Element and region data:
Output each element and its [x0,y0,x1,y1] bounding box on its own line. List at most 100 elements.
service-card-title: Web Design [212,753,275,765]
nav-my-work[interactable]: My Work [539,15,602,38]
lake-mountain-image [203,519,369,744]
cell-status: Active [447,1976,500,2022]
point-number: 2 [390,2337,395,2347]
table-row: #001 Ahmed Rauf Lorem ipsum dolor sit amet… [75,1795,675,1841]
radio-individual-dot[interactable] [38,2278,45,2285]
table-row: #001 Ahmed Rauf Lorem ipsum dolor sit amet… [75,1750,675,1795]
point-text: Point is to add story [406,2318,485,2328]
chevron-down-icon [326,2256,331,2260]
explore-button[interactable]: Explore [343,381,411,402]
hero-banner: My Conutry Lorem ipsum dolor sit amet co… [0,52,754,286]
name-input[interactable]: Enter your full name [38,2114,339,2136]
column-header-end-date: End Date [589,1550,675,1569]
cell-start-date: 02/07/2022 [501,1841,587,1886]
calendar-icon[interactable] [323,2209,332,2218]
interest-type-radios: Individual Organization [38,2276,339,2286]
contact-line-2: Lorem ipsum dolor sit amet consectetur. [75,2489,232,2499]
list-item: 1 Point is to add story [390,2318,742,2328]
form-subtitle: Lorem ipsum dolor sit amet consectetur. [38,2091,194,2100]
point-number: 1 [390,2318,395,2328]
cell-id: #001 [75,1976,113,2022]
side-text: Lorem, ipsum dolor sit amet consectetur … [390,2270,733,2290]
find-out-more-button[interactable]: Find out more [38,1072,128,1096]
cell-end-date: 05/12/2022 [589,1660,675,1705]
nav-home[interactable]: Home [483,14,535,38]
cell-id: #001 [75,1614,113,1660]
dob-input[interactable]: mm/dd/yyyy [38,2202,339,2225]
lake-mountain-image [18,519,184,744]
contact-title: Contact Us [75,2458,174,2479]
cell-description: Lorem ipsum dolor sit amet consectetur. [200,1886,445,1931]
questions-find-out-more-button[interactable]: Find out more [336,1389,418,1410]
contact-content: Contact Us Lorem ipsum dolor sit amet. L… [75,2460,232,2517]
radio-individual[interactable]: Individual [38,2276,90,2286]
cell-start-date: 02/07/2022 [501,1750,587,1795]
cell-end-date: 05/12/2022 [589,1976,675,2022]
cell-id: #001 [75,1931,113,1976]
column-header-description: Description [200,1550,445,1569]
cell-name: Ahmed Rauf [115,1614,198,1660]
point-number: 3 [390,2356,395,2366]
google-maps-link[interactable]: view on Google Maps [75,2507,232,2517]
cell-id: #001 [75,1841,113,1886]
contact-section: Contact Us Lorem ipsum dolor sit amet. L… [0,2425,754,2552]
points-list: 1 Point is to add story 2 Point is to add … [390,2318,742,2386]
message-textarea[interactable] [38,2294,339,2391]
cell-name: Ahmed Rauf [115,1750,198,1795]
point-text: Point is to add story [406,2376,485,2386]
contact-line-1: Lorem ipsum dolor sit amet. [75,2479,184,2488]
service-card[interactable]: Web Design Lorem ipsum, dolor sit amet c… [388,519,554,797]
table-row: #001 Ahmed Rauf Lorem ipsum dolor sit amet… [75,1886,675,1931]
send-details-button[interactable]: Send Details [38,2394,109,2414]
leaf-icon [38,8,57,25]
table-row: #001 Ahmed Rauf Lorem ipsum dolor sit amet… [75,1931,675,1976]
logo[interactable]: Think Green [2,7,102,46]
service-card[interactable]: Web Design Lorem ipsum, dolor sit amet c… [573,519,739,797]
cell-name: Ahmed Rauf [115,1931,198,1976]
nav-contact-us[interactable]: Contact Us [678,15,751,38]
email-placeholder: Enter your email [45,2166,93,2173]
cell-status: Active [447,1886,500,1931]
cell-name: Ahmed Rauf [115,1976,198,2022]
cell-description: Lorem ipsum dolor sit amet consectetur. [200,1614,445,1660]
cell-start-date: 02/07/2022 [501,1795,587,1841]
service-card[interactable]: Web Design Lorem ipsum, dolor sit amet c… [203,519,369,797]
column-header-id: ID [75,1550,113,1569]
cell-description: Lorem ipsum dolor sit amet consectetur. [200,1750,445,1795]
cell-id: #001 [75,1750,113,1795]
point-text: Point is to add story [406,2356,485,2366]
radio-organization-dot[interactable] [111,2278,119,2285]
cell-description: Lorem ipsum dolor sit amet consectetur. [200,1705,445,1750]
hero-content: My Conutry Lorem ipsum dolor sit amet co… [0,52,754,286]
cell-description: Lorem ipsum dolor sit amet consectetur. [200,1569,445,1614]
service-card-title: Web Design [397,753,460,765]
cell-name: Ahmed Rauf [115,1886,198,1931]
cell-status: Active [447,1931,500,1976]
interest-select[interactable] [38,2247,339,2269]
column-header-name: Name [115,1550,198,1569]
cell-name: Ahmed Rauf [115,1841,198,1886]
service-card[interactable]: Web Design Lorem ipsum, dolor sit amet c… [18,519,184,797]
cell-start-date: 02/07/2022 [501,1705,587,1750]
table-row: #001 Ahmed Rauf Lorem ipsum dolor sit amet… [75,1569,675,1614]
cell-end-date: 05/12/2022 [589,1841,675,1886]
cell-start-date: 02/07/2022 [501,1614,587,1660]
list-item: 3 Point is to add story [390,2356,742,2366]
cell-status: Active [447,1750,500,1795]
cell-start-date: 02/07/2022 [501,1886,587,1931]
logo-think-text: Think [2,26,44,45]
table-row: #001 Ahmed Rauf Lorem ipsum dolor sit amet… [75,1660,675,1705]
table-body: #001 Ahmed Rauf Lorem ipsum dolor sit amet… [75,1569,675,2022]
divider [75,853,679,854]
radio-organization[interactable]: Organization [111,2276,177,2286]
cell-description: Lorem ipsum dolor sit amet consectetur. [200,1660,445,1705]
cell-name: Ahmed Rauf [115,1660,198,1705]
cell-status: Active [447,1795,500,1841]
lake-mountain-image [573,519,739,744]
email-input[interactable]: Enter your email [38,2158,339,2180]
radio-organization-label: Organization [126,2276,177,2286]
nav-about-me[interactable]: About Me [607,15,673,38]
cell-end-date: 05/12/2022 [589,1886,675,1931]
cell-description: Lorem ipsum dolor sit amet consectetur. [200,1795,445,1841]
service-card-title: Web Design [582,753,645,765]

> _Task instructions_
Convert every line of the listing into a JSON list of strings, one string per line, with blank lines omitted.

> _Reply_
[
  "Output each element and its [x0,y0,x1,y1] bounding box on its own line. List at most 100 elements.",
  "service-card-title: Web Design [212,753,275,765]",
  "nav-my-work[interactable]: My Work [539,15,602,38]",
  "lake-mountain-image [203,519,369,744]",
  "cell-status: Active [447,1976,500,2022]",
  "point-number: 2 [390,2337,395,2347]",
  "table-row: #001 Ahmed Rauf Lorem ipsum dolor sit amet… [75,1795,675,1841]",
  "radio-individual-dot[interactable] [38,2278,45,2285]",
  "table-row: #001 Ahmed Rauf Lorem ipsum dolor sit amet… [75,1750,675,1795]",
  "point-text: Point is to add story [406,2318,485,2328]",
  "chevron-down-icon [326,2256,331,2260]",
  "explore-button[interactable]: Explore [343,381,411,402]",
  "hero-banner: My Conutry Lorem ipsum dolor sit amet co… [0,52,754,286]",
  "name-input[interactable]: Enter your full name [38,2114,339,2136]",
  "column-header-end-date: End Date [589,1550,675,1569]",
  "cell-start-date: 02/07/2022 [501,1841,587,1886]",
  "calendar-icon[interactable] [323,2209,332,2218]",
  "interest-type-radios: Individual Organization [38,2276,339,2286]",
  "contact-line-2: Lorem ipsum dolor sit amet consectetur. [75,2489,232,2499]",
  "list-item: 1 Point is to add story [390,2318,742,2328]",
  "form-subtitle: Lorem ipsum dolor sit amet consectetur. [38,2091,194,2100]",
  "point-number: 1 [390,2318,395,2328]",
  "cell-id: #001 [75,1976,113,2022]",
  "side-text: Lorem, ipsum dolor sit amet consectetur … [390,2270,733,2290]",
  "find-out-more-button[interactable]: Find out more [38,1072,128,1096]",
  "cell-end-date: 05/12/2022 [589,1660,675,1705]",
  "nav-home[interactable]: Home [483,14,535,38]",
  "cell-id: #001 [75,1614,113,1660]",
  "dob-input[interactable]: mm/dd/yyyy [38,2202,339,2225]",
  "lake-mountain-image [18,519,184,744]",
  "contact-title: Contact Us [75,2458,174,2479]",
  "cell-description: Lorem ipsum dolor sit amet consectetur. [200,1886,445,1931]",
  "questions-find-out-more-button[interactable]: Find out more [336,1389,418,1410]",
  "contact-content: Contact Us Lorem ipsum dolor sit amet. L… [75,2460,232,2517]",
  "radio-individual[interactable]: Individual [38,2276,90,2286]",
  "cell-start-date: 02/07/2022 [501,1750,587,1795]",
  "cell-end-date: 05/12/2022 [589,1976,675,2022]",
  "cell-id: #001 [75,1931,113,1976]",
  "column-header-description: Description [200,1550,445,1569]",
  "cell-name: Ahmed Rauf [115,1614,198,1660]",
  "point-number: 3 [390,2356,395,2366]",
  "google-maps-link[interactable]: view on Google Maps [75,2507,232,2517]",
  "cell-id: #001 [75,1841,113,1886]",
  "contact-section: Contact Us Lorem ipsum dolor sit amet. L… [0,2425,754,2552]",
  "points-list: 1 Point is to add story 2 Point is to add … [390,2318,742,2386]",
  "message-textarea[interactable] [38,2294,339,2391]",
  "cell-name: Ahmed Rauf [115,1750,198,1795]",
  "point-text: Point is to add story [406,2376,485,2386]",
  "contact-line-1: Lorem ipsum dolor sit amet. [75,2479,184,2488]",
  "service-card[interactable]: Web Design Lorem ipsum, dolor sit amet c… [388,519,554,797]",
  "table-row: #001 Ahmed Rauf Lorem ipsum dolor sit amet… [75,1886,675,1931]",
  "send-details-button[interactable]: Send Details [38,2394,109,2414]",
  "leaf-icon [38,8,57,25]",
  "table-row: #001 Ahmed Rauf Lorem ipsum dolor sit amet… [75,1931,675,1976]",
  "logo[interactable]: Think Green [2,7,102,46]",
  "service-card[interactable]: Web Design Lorem ipsum, dolor sit amet c… [573,519,739,797]",
  "cell-name: Ahmed Rauf [115,1931,198,1976]",
  "nav-contact-us[interactable]: Contact Us [678,15,751,38]",
  "email-placeholder: Enter your email [45,2166,93,2173]",
  "cell-status: Active [447,1886,500,1931]",
  "cell-name: Ahmed Rauf [115,1976,198,2022]",
  "cell-description: Lorem ipsum dolor sit amet consectetur. [200,1614,445,1660]",
  "cell-start-date: 02/07/2022 [501,1795,587,1841]",
  "service-card[interactable]: Web Design Lorem ipsum, dolor sit amet c… [203,519,369,797]",
  "column-header-id: ID [75,1550,113,1569]",
  "cell-description: Lorem ipsum dolor sit amet consectetur. [200,1750,445,1795]",
  "cell-id: #001 [75,1750,113,1795]",
  "point-text: Point is to add story [406,2356,485,2366]",
  "radio-organization-dot[interactable] [111,2278,119,2285]",
  "cell-description: Lorem ipsum dolor sit amet consectetur. [200,1705,445,1750]",
  "hero-content: My Conutry Lorem ipsum dolor sit amet co… [0,52,754,286]",
  "cell-description: Lorem ipsum dolor sit amet consectetur. [200,1569,445,1614]",
  "service-card-title: Web Design [397,753,460,765]",
  "cell-name: Ahmed Rauf [115,1886,198,1931]",
  "cell-status: Active [447,1931,500,1976]",
  "interest-select[interactable] [38,2247,339,2269]",
  "column-header-name: Name [115,1550,198,1569]",
  "cell-name: Ahmed Rauf [115,1841,198,1886]",
  "service-card[interactable]: Web Design Lorem ipsum, dolor sit amet c… [18,519,184,797]",
  "cell-start-date: 02/07/2022 [501,1705,587,1750]",
  "table-row: #001 Ahmed Rauf Lorem ipsum dolor sit amet… [75,1569,675,1614]",
  "cell-end-date: 05/12/2022 [589,1841,675,1886]",
  "cell-start-date: 02/07/2022 [501,1614,587,1660]",
  "list-item: 3 Point is to add story [390,2356,742,2366]",
  "cell-status: Active [447,1750,500,1795]",
  "cell-start-date: 02/07/2022 [501,1886,587,1931]",
  "logo-think-text: Think [2,26,44,45]",
  "table-row: #001 Ahmed Rauf Lorem ipsum dolor sit amet… [75,1660,675,1705]",
  "table-body: #001 Ahmed Rauf Lorem ipsum dolor sit amet… [75,1569,675,2022]",
  "divider [75,853,679,854]",
  "radio-organization[interactable]: Organization [111,2276,177,2286]",
  "cell-description: Lorem ipsum dolor sit amet consectetur. [200,1660,445,1705]",
  "cell-name: Ahmed Rauf [115,1660,198,1705]",
  "cell-status: Active [447,1795,500,1841]",
  "lake-mountain-image [573,519,739,744]",
  "email-input[interactable]: Enter your email [38,2158,339,2180]",
  "radio-organization-label: Organization [126,2276,177,2286]",
  "nav-about-me[interactable]: About Me [607,15,673,38]",
  "cell-end-date: 05/12/2022 [589,1886,675,1931]",
  "cell-description: Lorem ipsum dolor sit amet consectetur. [200,1795,445,1841]",
  "service-card-title: Web Design [582,753,645,765]"
]